• Given instruction:
Reproduce verbatim the part of the records that opens with the line containing "title-suffix: yto <box>971 25 1069 99</box>" and closes with the line containing "bar-sorafenib-43 <box>1752 956", both lines included.

• Supplied data:
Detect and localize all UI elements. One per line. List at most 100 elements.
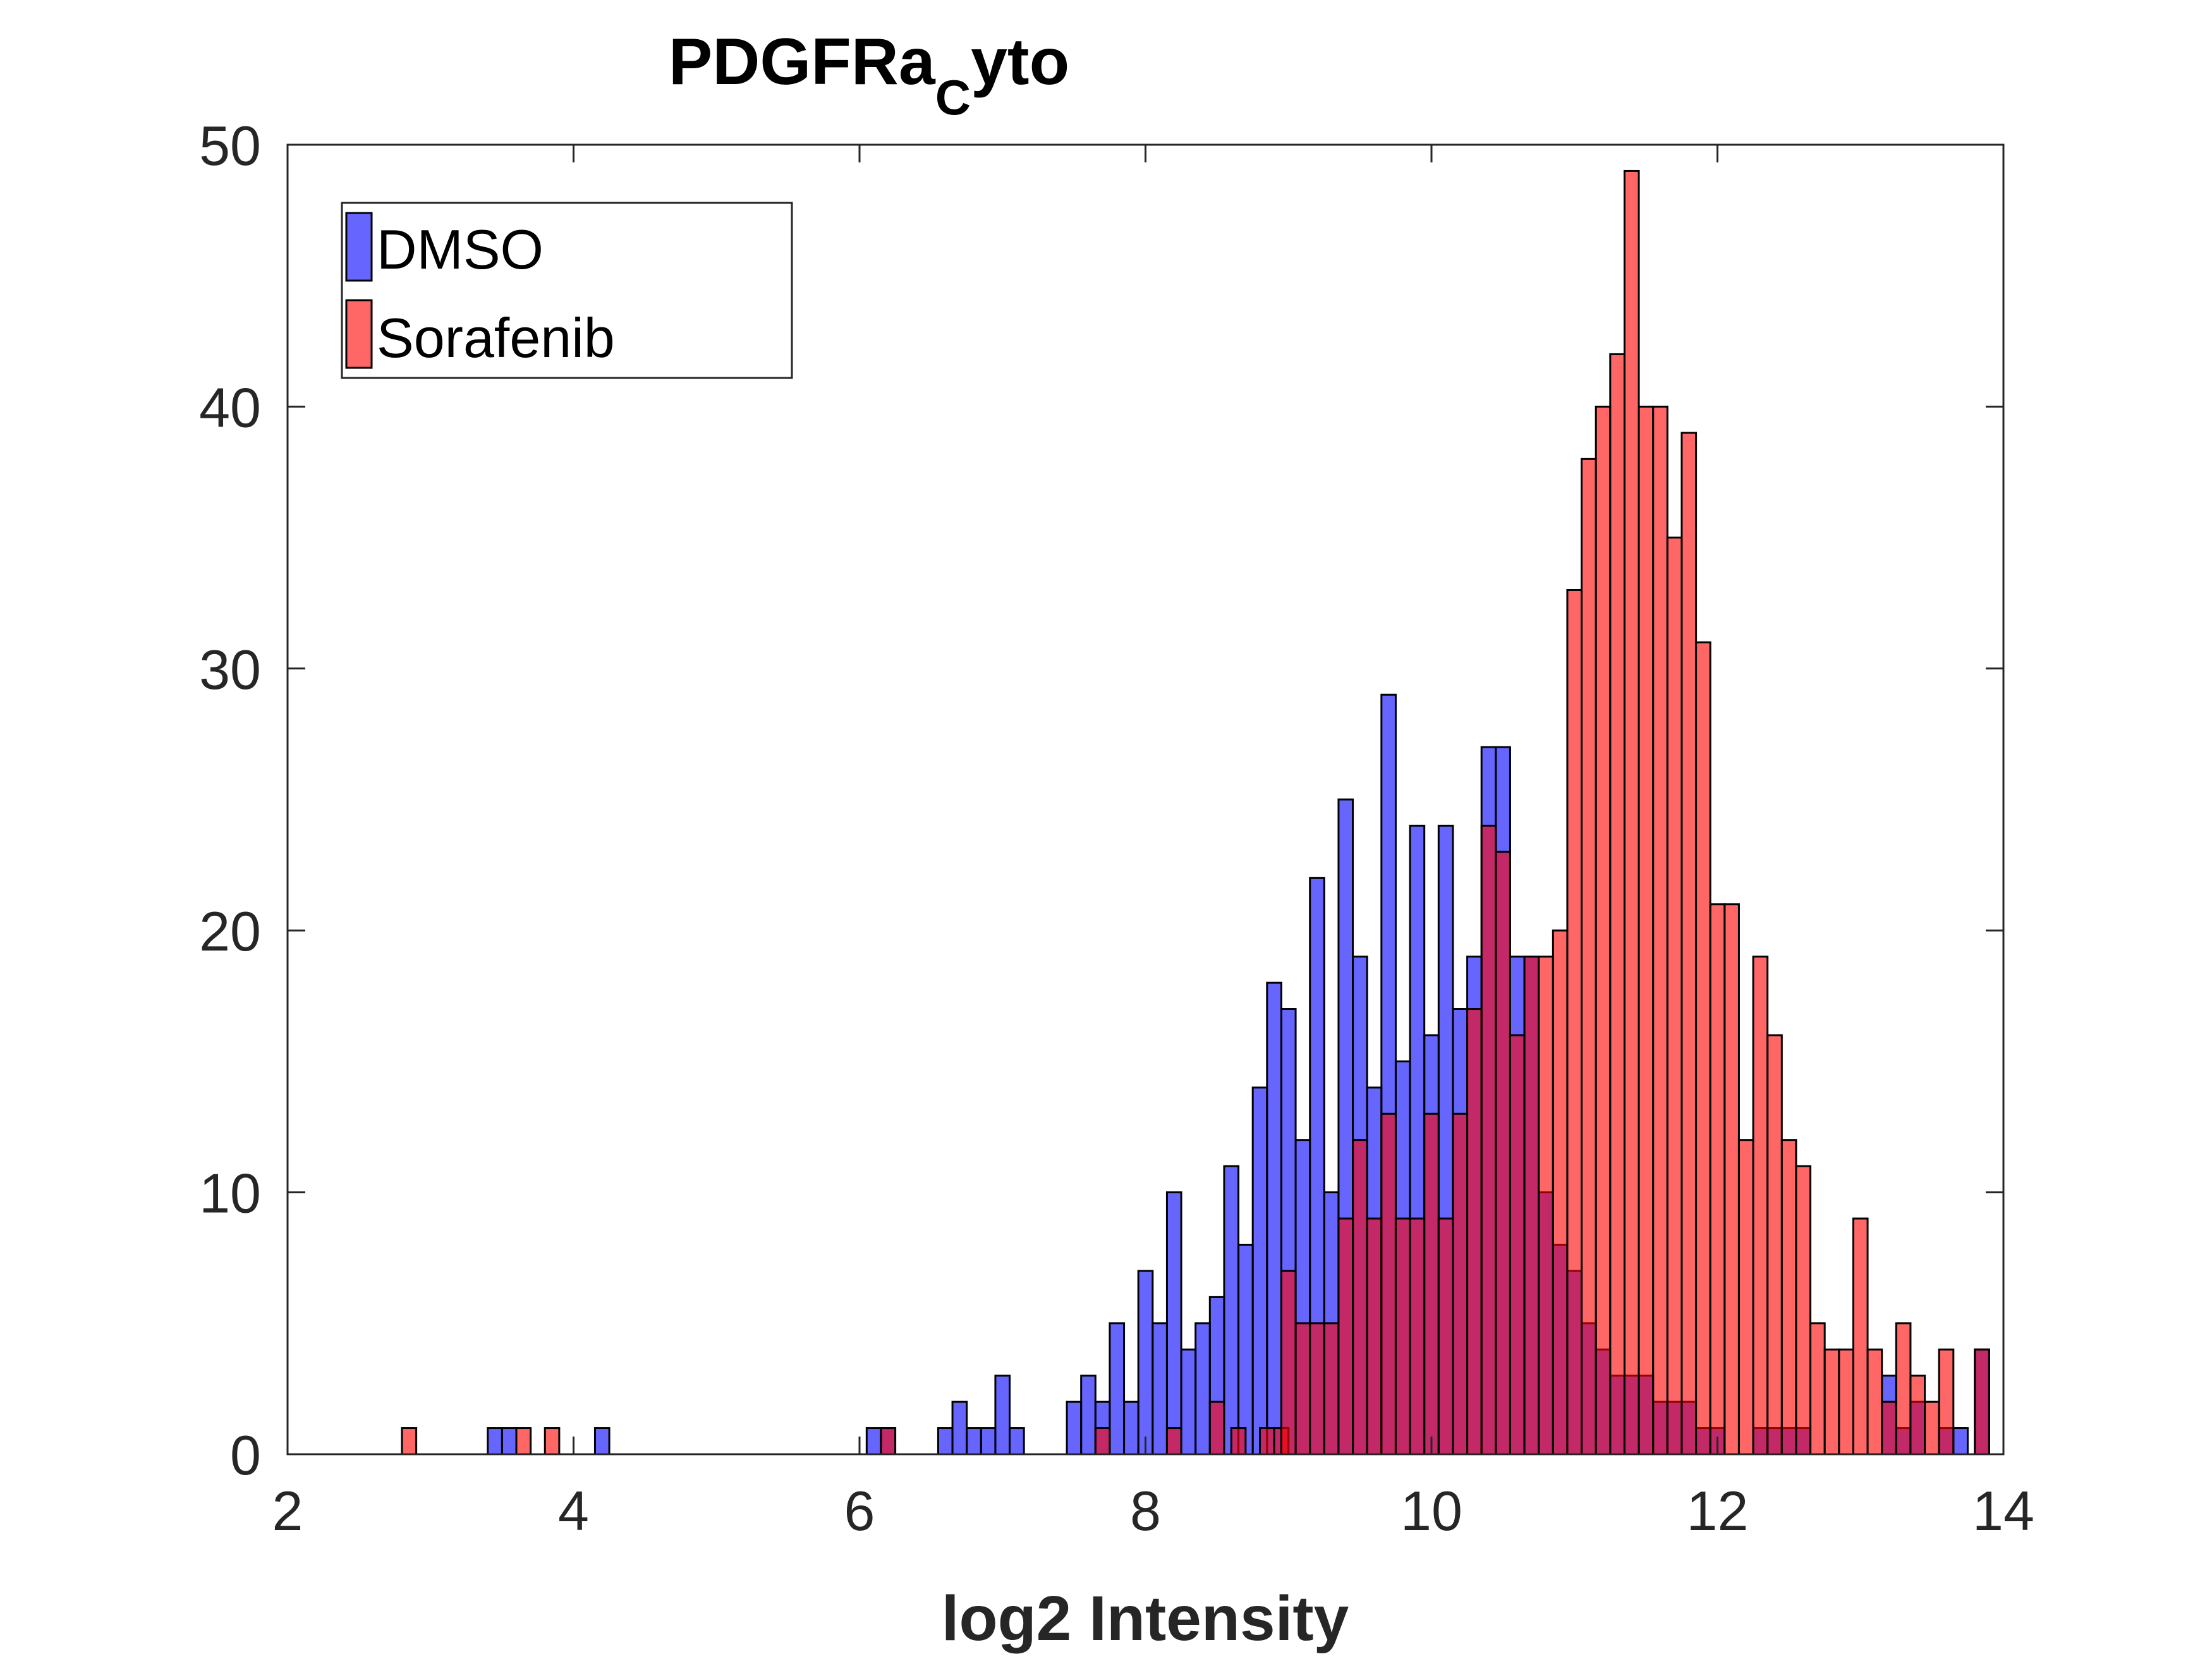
title-suffix: yto <box>971 25 1069 99</box>
legend-label-dmso: DMSO <box>377 218 544 281</box>
bar-dmso-17 <box>1152 1322 1168 1455</box>
bar-dmso-12 <box>1080 1375 1097 1455</box>
bar-dmso-20 <box>1194 1322 1211 1455</box>
bar-sorafenib-48 <box>1823 1348 1840 1455</box>
bar-sorafenib-17 <box>1380 1112 1397 1455</box>
bar-sorafenib-14 <box>1337 1217 1354 1455</box>
bar-sorafenib-26 <box>1509 1034 1526 1455</box>
bar-sorafenib-20 <box>1423 1112 1440 1455</box>
bar-sorafenib-3 <box>880 1427 897 1455</box>
bar-dmso-18 <box>1165 1191 1182 1455</box>
bar-dmso-16 <box>1137 1270 1154 1455</box>
bar-sorafenib-41 <box>1723 903 1740 1455</box>
bar-dmso-24 <box>1251 1086 1268 1455</box>
bar-dmso-23 <box>1237 1243 1254 1455</box>
bar-dmso-8 <box>980 1427 997 1455</box>
x-tick-label-2: 2 <box>272 1480 303 1542</box>
bar-dmso-9 <box>994 1375 1011 1455</box>
bar-sorafenib-31 <box>1581 458 1597 1455</box>
bar-dmso-5 <box>937 1427 954 1455</box>
bar-sorafenib-56 <box>1938 1348 1955 1455</box>
bar-sorafenib-6 <box>1208 1401 1225 1455</box>
bar-sorafenib-2 <box>544 1427 561 1455</box>
axis-ticks <box>286 143 2005 1455</box>
bar-sorafenib-7 <box>1230 1427 1247 1455</box>
title-main: PDGFRa <box>669 25 936 99</box>
chart-title: PDGFRaCyto <box>669 25 1069 125</box>
title-subscript: C <box>935 70 971 125</box>
x-tick-label-4: 4 <box>558 1480 589 1542</box>
bar-sorafenib-51 <box>1866 1348 1883 1455</box>
bar-sorafenib-43 <box>1752 956 1769 1455</box>
bar-dmso-0 <box>487 1427 503 1455</box>
bar-dmso-3 <box>865 1427 882 1455</box>
y-tick-label-30: 30 <box>199 638 261 701</box>
bar-sorafenib-34 <box>1623 169 1640 1455</box>
bar-sorafenib-4 <box>1094 1427 1111 1455</box>
legend-box <box>341 202 793 379</box>
x-tick-label-14: 14 <box>1972 1480 2034 1542</box>
bar-sorafenib-53 <box>1895 1322 1912 1455</box>
bar-sorafenib-24 <box>1480 824 1497 1455</box>
bar-sorafenib-32 <box>1595 405 1612 1455</box>
bar-sorafenib-5 <box>1165 1427 1182 1455</box>
bar-sorafenib-8 <box>1259 1427 1275 1455</box>
bar-sorafenib-30 <box>1566 588 1583 1455</box>
bar-sorafenib-54 <box>1909 1375 1926 1455</box>
bar-dmso-7 <box>966 1427 982 1455</box>
bar-sorafenib-12 <box>1309 1322 1325 1455</box>
bar-sorafenib-23 <box>1466 1008 1483 1455</box>
x-axis-label: log2 Intensity <box>942 1583 1349 1654</box>
bar-sorafenib-37 <box>1666 537 1683 1455</box>
bar-sorafenib-29 <box>1552 929 1569 1455</box>
bar-sorafenib-55 <box>1924 1401 1940 1455</box>
bar-sorafenib-15 <box>1352 1139 1368 1455</box>
bar-sorafenib-18 <box>1394 1217 1411 1455</box>
x-tick-label-8: 8 <box>1130 1480 1161 1542</box>
bar-sorafenib-13 <box>1323 1322 1340 1455</box>
bar-dmso-22 <box>1223 1165 1240 1455</box>
bar-sorafenib-49 <box>1838 1348 1854 1455</box>
bar-dmso-6 <box>951 1401 968 1455</box>
bar-dmso-2 <box>593 1427 611 1455</box>
bar-sorafenib-19 <box>1409 1217 1426 1455</box>
x-tick-label-10: 10 <box>1401 1480 1462 1542</box>
legend-swatch-dmso <box>345 212 373 282</box>
y-tick-label-20: 20 <box>199 900 261 963</box>
bar-sorafenib-25 <box>1495 851 1511 1455</box>
bar-dmso-1 <box>501 1427 518 1455</box>
bar-sorafenib-33 <box>1609 353 1626 1455</box>
bar-sorafenib-22 <box>1452 1112 1469 1455</box>
bar-dmso-14 <box>1109 1322 1126 1455</box>
bar-dmso-65 <box>1952 1427 1969 1455</box>
bar-sorafenib-40 <box>1709 903 1726 1455</box>
y-tick-label-50: 50 <box>199 114 261 177</box>
bar-sorafenib-52 <box>1881 1401 1897 1455</box>
bar-sorafenib-38 <box>1680 432 1698 1455</box>
bar-sorafenib-1 <box>515 1427 532 1455</box>
bar-sorafenib-44 <box>1766 1034 1783 1455</box>
x-tick-label-12: 12 <box>1687 1480 1749 1542</box>
bar-sorafenib-39 <box>1695 641 1711 1455</box>
bar-dmso-25 <box>1266 981 1282 1455</box>
legend-label-sorafenib: Sorafenib <box>377 307 615 369</box>
bar-sorafenib-57 <box>1974 1348 1990 1455</box>
bar-dmso-19 <box>1180 1348 1197 1455</box>
x-tick-label-6: 6 <box>844 1480 875 1542</box>
y-tick-label-10: 10 <box>199 1162 261 1225</box>
bar-sorafenib-46 <box>1795 1165 1812 1455</box>
bar-sorafenib-47 <box>1809 1322 1826 1455</box>
bar-sorafenib-45 <box>1780 1139 1797 1455</box>
bar-sorafenib-21 <box>1437 1217 1454 1455</box>
bar-sorafenib-42 <box>1737 1139 1754 1455</box>
y-tick-label-40: 40 <box>199 376 261 439</box>
bar-dmso-11 <box>1066 1401 1083 1455</box>
bar-sorafenib-35 <box>1638 405 1655 1455</box>
bar-sorafenib-0 <box>401 1427 418 1455</box>
bar-sorafenib-10 <box>1280 1270 1297 1455</box>
bar-dmso-15 <box>1123 1401 1139 1455</box>
bar-dmso-10 <box>1009 1427 1025 1455</box>
series-sorafenib-bars <box>401 169 1990 1455</box>
legend: DMSO Sorafenib <box>341 202 793 379</box>
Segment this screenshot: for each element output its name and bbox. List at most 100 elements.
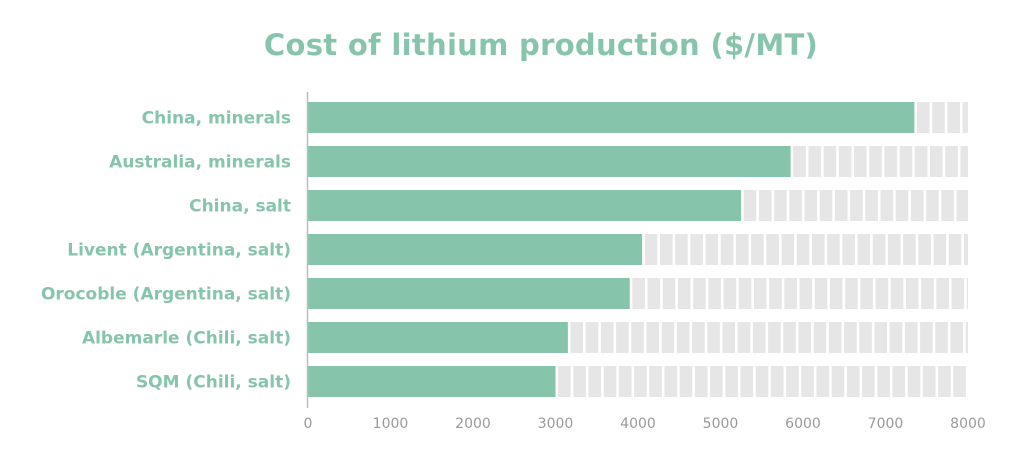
- remainder-segment: [725, 366, 738, 397]
- remainder-segment: [558, 366, 571, 397]
- remainder-segment: [811, 234, 825, 265]
- remainder-segment: [962, 102, 968, 133]
- category-label: Orocoble (Argentina, salt): [41, 285, 291, 305]
- remainder-segment: [647, 278, 661, 309]
- remainder-segment: [755, 366, 769, 397]
- remainder-segment: [766, 234, 779, 265]
- remainder-segment: [632, 278, 645, 309]
- remainder-segment: [869, 146, 882, 177]
- remainder-segment: [570, 322, 584, 353]
- remainder-segment: [789, 190, 802, 221]
- x-tick-label: 7000: [868, 416, 904, 432]
- remainder-segment: [769, 278, 782, 309]
- remainder-segment: [905, 278, 919, 309]
- remainder-segment: [960, 146, 968, 177]
- remainder-segment: [707, 322, 720, 353]
- remainder-segment: [675, 234, 688, 265]
- x-tick-label: 6000: [785, 416, 821, 432]
- remainder-segment: [676, 322, 690, 353]
- remainder-segment: [926, 190, 939, 221]
- remainder-segment: [947, 102, 960, 133]
- remainder-segment: [774, 190, 787, 221]
- remainder-segment: [965, 322, 968, 353]
- remainder-segment: [956, 190, 968, 221]
- remainder-segment: [829, 278, 843, 309]
- category-labels: China, minerals Australia, minerals China,…: [41, 109, 291, 393]
- remainder-segment: [720, 234, 734, 265]
- remainder-segment: [786, 366, 799, 397]
- remainder-segment: [889, 322, 903, 353]
- x-tick-label: 5000: [703, 416, 739, 432]
- remainder-segment: [737, 322, 751, 353]
- remainder-segment: [573, 366, 586, 397]
- remainder-segment: [783, 322, 796, 353]
- remainder-segment: [932, 102, 945, 133]
- remainder-segment: [603, 366, 617, 397]
- category-label: Albemarle (Chili, salt): [82, 329, 291, 349]
- remainder-segment: [659, 234, 673, 265]
- remainder-segment: [799, 278, 813, 309]
- remainder-segment: [661, 322, 675, 353]
- remainder-segment: [770, 366, 784, 397]
- remainder-segment: [907, 366, 921, 397]
- bar-5: [308, 322, 568, 353]
- remainder-segment: [884, 146, 898, 177]
- remainder-segment: [819, 190, 833, 221]
- remainder-segment: [828, 322, 842, 353]
- category-label: Australia, minerals: [109, 153, 291, 173]
- bar-2: [308, 190, 742, 221]
- remainder-segment: [935, 322, 948, 353]
- remainder-segment: [899, 146, 913, 177]
- remainder-segment: [921, 278, 934, 309]
- remainder-layer: [558, 102, 968, 397]
- remainder-segment: [600, 322, 614, 353]
- remainder-segment: [862, 366, 875, 397]
- remainder-segment: [801, 366, 814, 397]
- remainder-segment: [708, 278, 721, 309]
- remainder-segment: [662, 278, 676, 309]
- remainder-segment: [945, 146, 958, 177]
- remainder-segment: [752, 322, 766, 353]
- remainder-segment: [953, 366, 966, 397]
- remainder-segment: [694, 366, 708, 397]
- remainder-segment: [753, 278, 767, 309]
- remainder-segment: [966, 278, 968, 309]
- remainder-segment: [950, 322, 964, 353]
- remainder-segment: [895, 190, 909, 221]
- remainder-segment: [918, 234, 931, 265]
- remainder-segment: [808, 146, 822, 177]
- remainder-segment: [892, 366, 906, 397]
- remainder-segment: [890, 278, 904, 309]
- remainder-segment: [922, 366, 936, 397]
- remainder-segment: [860, 278, 873, 309]
- bar-0: [308, 102, 915, 133]
- remainder-segment: [831, 366, 845, 397]
- remainder-segment: [743, 190, 757, 221]
- remainder-segment: [679, 366, 693, 397]
- remainder-segment: [664, 366, 678, 397]
- remainder-segment: [793, 146, 806, 177]
- remainder-segment: [880, 190, 894, 221]
- remainder-segment: [877, 366, 890, 397]
- remainder-segment: [872, 234, 886, 265]
- remainder-segment: [588, 366, 602, 397]
- remainder-segment: [874, 322, 888, 353]
- remainder-segment: [740, 366, 754, 397]
- remainder-segment: [644, 234, 658, 265]
- remainder-segment: [951, 278, 965, 309]
- x-tick-label: 3000: [538, 416, 574, 432]
- remainder-segment: [798, 322, 812, 353]
- remainder-segment: [827, 234, 840, 265]
- remainder-segment: [705, 234, 719, 265]
- bars-layer: [308, 102, 915, 397]
- bar-1: [308, 146, 791, 177]
- remainder-segment: [916, 102, 930, 133]
- remainder-segment: [710, 366, 723, 397]
- remainder-segment: [938, 366, 951, 397]
- remainder-segment: [857, 234, 871, 265]
- remainder-segment: [859, 322, 872, 353]
- x-tick-label: 1000: [373, 416, 409, 432]
- category-label: SQM (Chili, salt): [136, 373, 291, 393]
- category-label: China, salt: [189, 197, 291, 217]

• Worked answer:
title-suffix: yto <box>971 25 1069 99</box>
legend-label-dmso: DMSO <box>377 218 544 281</box>
bar-dmso-17 <box>1152 1322 1168 1455</box>
bar-dmso-12 <box>1080 1375 1097 1455</box>
bar-dmso-20 <box>1194 1322 1211 1455</box>
bar-sorafenib-48 <box>1823 1348 1840 1455</box>
bar-sorafenib-17 <box>1380 1112 1397 1455</box>
bar-sorafenib-14 <box>1337 1217 1354 1455</box>
bar-sorafenib-26 <box>1509 1034 1526 1455</box>
bar-sorafenib-20 <box>1423 1112 1440 1455</box>
bar-sorafenib-3 <box>880 1427 897 1455</box>
bar-dmso-18 <box>1165 1191 1182 1455</box>
bar-dmso-16 <box>1137 1270 1154 1455</box>
bar-sorafenib-41 <box>1723 903 1740 1455</box>
bar-dmso-24 <box>1251 1086 1268 1455</box>
bar-dmso-23 <box>1237 1243 1254 1455</box>
bar-dmso-8 <box>980 1427 997 1455</box>
x-tick-label-2: 2 <box>272 1480 303 1542</box>
bar-dmso-9 <box>994 1375 1011 1455</box>
bar-sorafenib-31 <box>1581 458 1597 1455</box>
bar-dmso-5 <box>937 1427 954 1455</box>
bar-sorafenib-56 <box>1938 1348 1955 1455</box>
bar-sorafenib-6 <box>1208 1401 1225 1455</box>
bar-sorafenib-2 <box>544 1427 561 1455</box>
axis-ticks <box>286 143 2005 1455</box>
bar-sorafenib-7 <box>1230 1427 1247 1455</box>
title-main: PDGFRa <box>669 25 936 99</box>
chart-title: PDGFRaCyto <box>669 25 1069 125</box>
title-subscript: C <box>935 70 971 125</box>
x-tick-label-4: 4 <box>558 1480 589 1542</box>
bar-sorafenib-51 <box>1866 1348 1883 1455</box>
bar-sorafenib-43 <box>1752 956 1769 1455</box>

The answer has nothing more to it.